>> start RECORDS
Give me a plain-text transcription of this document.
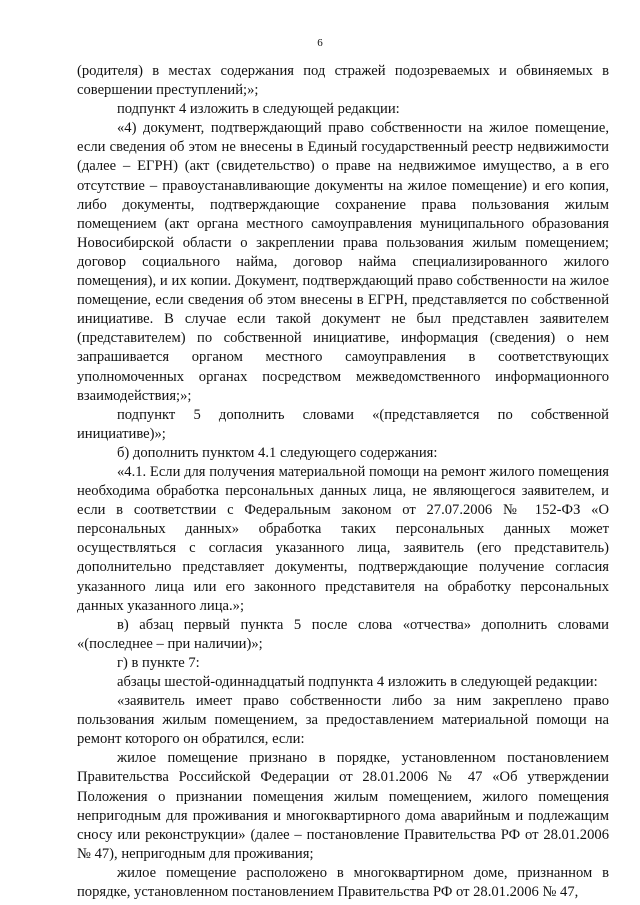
6

(родителя) в местах содержания под стражей подозреваемых и обвиняемых в совершении преступлений;»;

подпункт 4 изложить в следующей редакции:

«4) документ, подтверждающий право собственности на жилое помещение, если сведения об этом не внесены в Единый государственный реестр недвижимости (далее – ЕГРН) (акт (свидетельство) о праве на недвижимое имущество, а в его отсутствие – правоустанавливающие документы на жилое помещение) и его копия, либо документы, подтверждающие сохранение права пользования жилым помещением (акт органа местного самоуправления муниципального образования Новосибирской области о закреплении права пользования жилым помещением; договор социального найма, договор найма специализированного жилого помещения), и их копии. Документ, подтверждающий право собственности на жилое помещение, если сведения об этом внесены в ЕГРН, представляется по собственной инициативе. В случае если такой документ не был представлен заявителем (представителем) по собственной инициативе, информация (сведения) о нем запрашивается органом местного самоуправления в соответствующих уполномоченных органах посредством межведомственного информационного взаимодействия;»;

подпункт 5 дополнить словами «(представляется по собственной инициативе)»;

б) дополнить пунктом 4.1 следующего содержания:

«4.1. Если для получения материальной помощи на ремонт жилого помещения необходима обработка персональных данных лица, не являющегося заявителем, и если в соответствии с Федеральным законом от 27.07.2006 № 152-ФЗ «О персональных данных» обработка таких персональных данных может осуществляться с согласия указанного лица, заявитель (его представитель) дополнительно представляет документы, подтверждающие получение согласия указанного лица или его законного представителя на обработку персональных данных указанного лица.»;

в) абзац первый пункта 5 после слова «отчества» дополнить словами «(последнее – при наличии)»;

г) в пункте 7:

абзацы шестой-одиннадцатый подпункта 4 изложить в следующей редакции:

«заявитель имеет право собственности либо за ним закреплено право пользования жилым помещением, за предоставлением материальной помощи на ремонт которого он обратился, если:

жилое помещение признано в порядке, установленном постановлением Правительства Российской Федерации от 28.01.2006 № 47 «Об утверждении Положения о признании помещения жилым помещением, жилого помещения непригодным для проживания и многоквартирного дома аварийным и подлежащим сносу или реконструкции» (далее – постановление Правительства РФ от 28.01.2006 № 47), непригодным для проживания;

жилое помещение расположено в многоквартирном доме, признанном в порядке, установленном постановлением Правительства РФ от 28.01.2006 № 47,
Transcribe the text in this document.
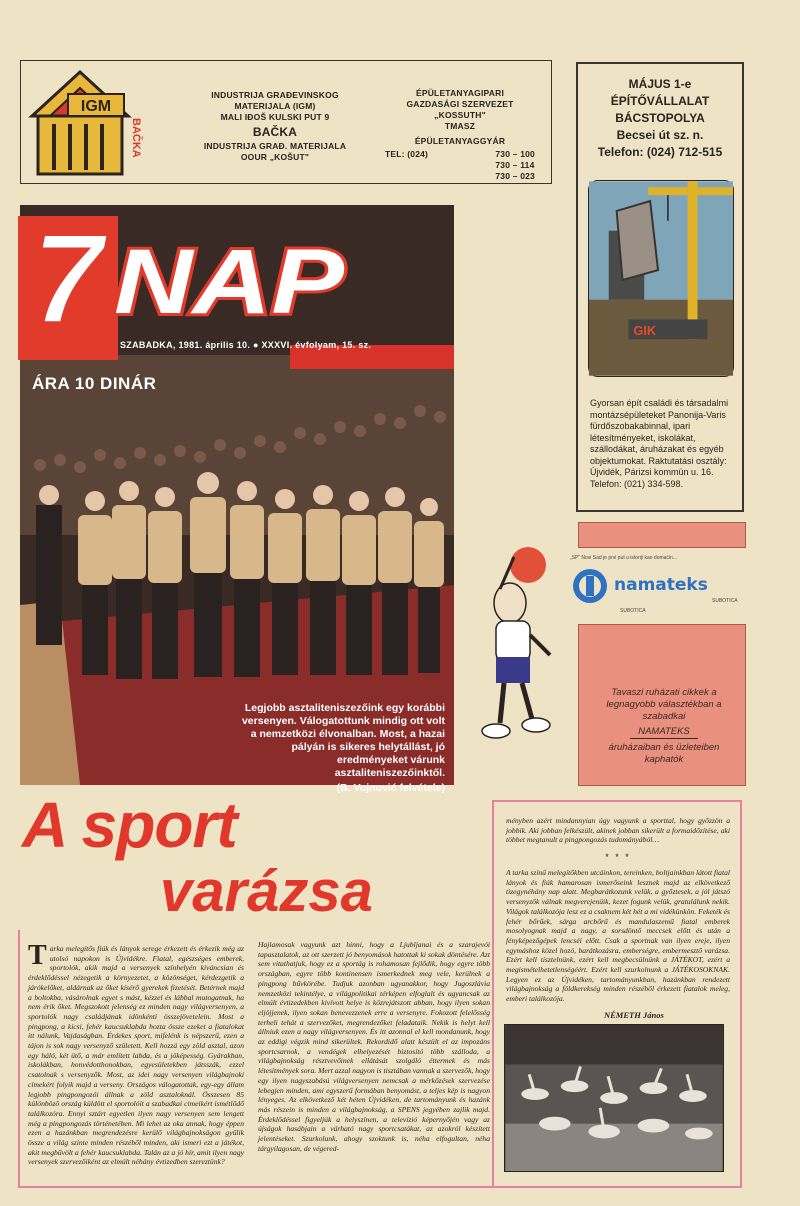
IGM
BAČKA
INDUSTRIJA GRAĐEVINSKOG
MATERIJALA (IGM)
MALI IĐOŠ KULSKI PUT 9
BAČKA
INDUSTRIJA GRAĐ. MATERIJALA
OOUR „KOŠUT"
ÉPÜLETANYAGIPARI
GAZDASÁGI SZERVEZET
„KOSSUTH"
TMASZ
ÉPÜLETANYAGGYÁR
TEL: (024)	730 – 100
730 – 114
730 – 023
MÁJUS 1-e
ÉPÍTŐVÁLLALAT
BÁCSTOPOLYA
Becsei út sz. n.
Telefon: (024) 712-515
GIK
Gyorsan épít családi és társadalmi montázsépületeket Panonija-Varis fürdőszobakabinnal, ipari létesítményeket, iskolákat, szállodákat, áruházakat és egyéb objektumokat. Raktutatási osztály: Újvidék, Párizsi kommün u. 16. Telefon: (021) 334-598.
7 NAP
SZABADKA, 1981. április 10. ● XXXVI. évfolyam, 15. sz.
ÁRA 10 DINÁR
Legjobb asztaliteniszezőink egy korábbi versenyen. Válogatottunk mindig ott volt a nemzetközi élvonalban. Most, a hazai pályán is sikeres helytállást, jó eredményeket várunk asztaliteniszezőinktől.
(B. Vojnović felvétele)
„SP” Novi Sad je prvi put u istoriji kao domaćin...
namateks
SUBOTICA
SUBOTICA
Tavaszi ruházati cikkek a legnagyobb választékban a szabadkai
NAMATEKS
áruházaiban és üzleteiben kaphatók
A sport
varázsa
ményben azért mindannyian úgy vagyunk a sporttal, hogy győzzön a jobbik. Aki jobban felkészült, akinek jobban sikerült a formaidőzítése, aki többet megtanult a pingpongozás tudományából…
* * *
A tarka színű melegítőkben utcáinkon, tereinken, boltjainkban látott fiatal lányok és fiúk hamarosan ismerőseink lesznek majd az elkövetkező tizegynéhány nap alatt. Megbarátkozunk velük, a győztesek, a jól játszó versenyzők válnak megverejenüik, kezet fogunk velük, gratulálunk nekik. Világok találkozója lesz ez a csaknem két hét a mi vidékünkön. Feketék és fehér bőrűek, sárga arcbőrű és mandulaszemű fiatal emberek mosolyognak majd a nagy, a sorsdöntő meccsek előtt és után a fényképezőgépek lencséi előtt. Csak a sportnak van ilyen ereje, ilyen egymáshoz közel hozó, barátkozásra, emberségre, embermesztő varázsa. Ezért kell tisztelnünk, ezért kell megbecsülnünk a JÁTÉKOT, ezért a megismételhetetlenségéért. Ezért kell szurkolnunk a JÁTÉKOSOKNAK. Legyen ez az Újvidéken, tartományunkban, hazánkban rendezett világbajnokság a földkerekség minden részéből érkezett fiatalok meleg, emberi találkozója.
NÉMETH János
T arka melegítős fiúk és lányok serege érkezett és érkezik még az utolsó napokon is Újvidékre. Fiatal, egészséges emberek, sportolók, akik majd a versenyek színhelyén kíváncsian és érdeklődéssel nézegetik a környezetet, a közönséget, kérdezgetik a járókelőket, aldárnak az őket kísérő gyerekek fizetését. Betérnek majd a boltokba, vásárolnak egyet s mást, kézzel és lábbal mutogatnak, ha nem érik őket. Megszokott jelenség ez minden nagy világversenyen, a sportolók nagy családjának idönkénti összejövetelein. Most a pingpong, a kicsi, fehér kaucsuklabda hozta össze ezeket a fiatalokat itt nálunk, Vajdaságban. Érdekes sport, mifelénk is népszerű, ezen a tájon is sok nagy versenyző született. Kell hozzá egy zöld asztal, azon egy háló, két ütő, a már említett labda, és a jóképesség. Gyárakban, iskolákban, honvédotthonokban, egyesületekben játsszák, ezzel csatolnak s versenyzők. Most, az idei nagy versenyen világbajnoki címekért folyik majd a verseny. Országos válogatottak, egy-egy állam legjobb pingpongozói állnak a zöld asztaloknál. Összesen 85 különböző ország küldött el sportolóit a szabadkai cimeikért ismétlődő találkozóra. Ennyi sztárt egyetlen ilyen nagy versenyen sem lengett még a pingpongozás történetében. Mi lehet az oka annak, hogy éppen ezen a hazánkban megrendezésre kerülő világbajnokságon gyűlik össze a világ szinte minden részéből minden, aki ismeri ezt a játékot, akit megbűvölt a fehér kaucsuklabda. Talán az a jó hír, amit ilyen nagy versenyek szervezőiként az elmúlt néhány évtizedben szereztünk?
Hajlamosak vagyunk azt hinni, hogy a Ljubljanai és a szarajevói tapasztalatok, az ott szerzett jó benyomások hatottak ki sokak döntésére. Azt sem vitathatjuk, hogy ez a sportág is rohamosan fejlődik, hogy egyre több országban, egyre több kontinensen ismerkednek meg vele, kerülnek a pingpong bűvkörébe. Tudjuk azonban ugyanakkor, hogy Jugoszlávia nemzetközi tekintélye, a világpolitikai térképen elfoglalt és ugyancsak az elmúlt évtizedekben kivívott helye is közrejátszott abban, hogy ilyen sokan eljöjjenek, ilyen sokan benevezzenek erre a versenyre. Fokozott felelősség terheli tehát a szervezőket, megrendezőket feladataik. Nekik is helyt kell állniuk ezen a nagy világversenyen. És itt azonnal el kell mondanunk, hogy az eddigi végzik mind sikerültek. Rekordidő alatt készült el az impozáns sportcsarnok, a vendégek elhelyezését biztosító több szálloda, a világbajnokság résztvevőinek ellátását szolgáló éttermek és más létesítmények sora. Mert azzal nagyon is tisztában vannak a szervezők, hogy egy ilyen nagyszabású világversenyen nemcsak a mérkőzések szervezése lebegjen minden, ami egyszerű formában benyomást, a teljes kép is nagyon lényeges. Az elkövetkező két héten Újvidéken, de tartományunk és hazánk más részein is minden a világbajnokság, a SPENS jegyében zajlik majd. Érdeklődéssel figyeljük a helyszínen, a televízió képernyőjén vagy az újságok hasábjain a várható nagy sportcsatákat, az azokról készített jelentéseket. Szurkolunk, ahogy szoktunk is, néha elfogultan, néha tárgyilagosan, de végered-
>> end RECORDS
WHAT TO PRODUCE:
Only the number is needed here: how many lines of the records contain "text"?

RESPONSE:
2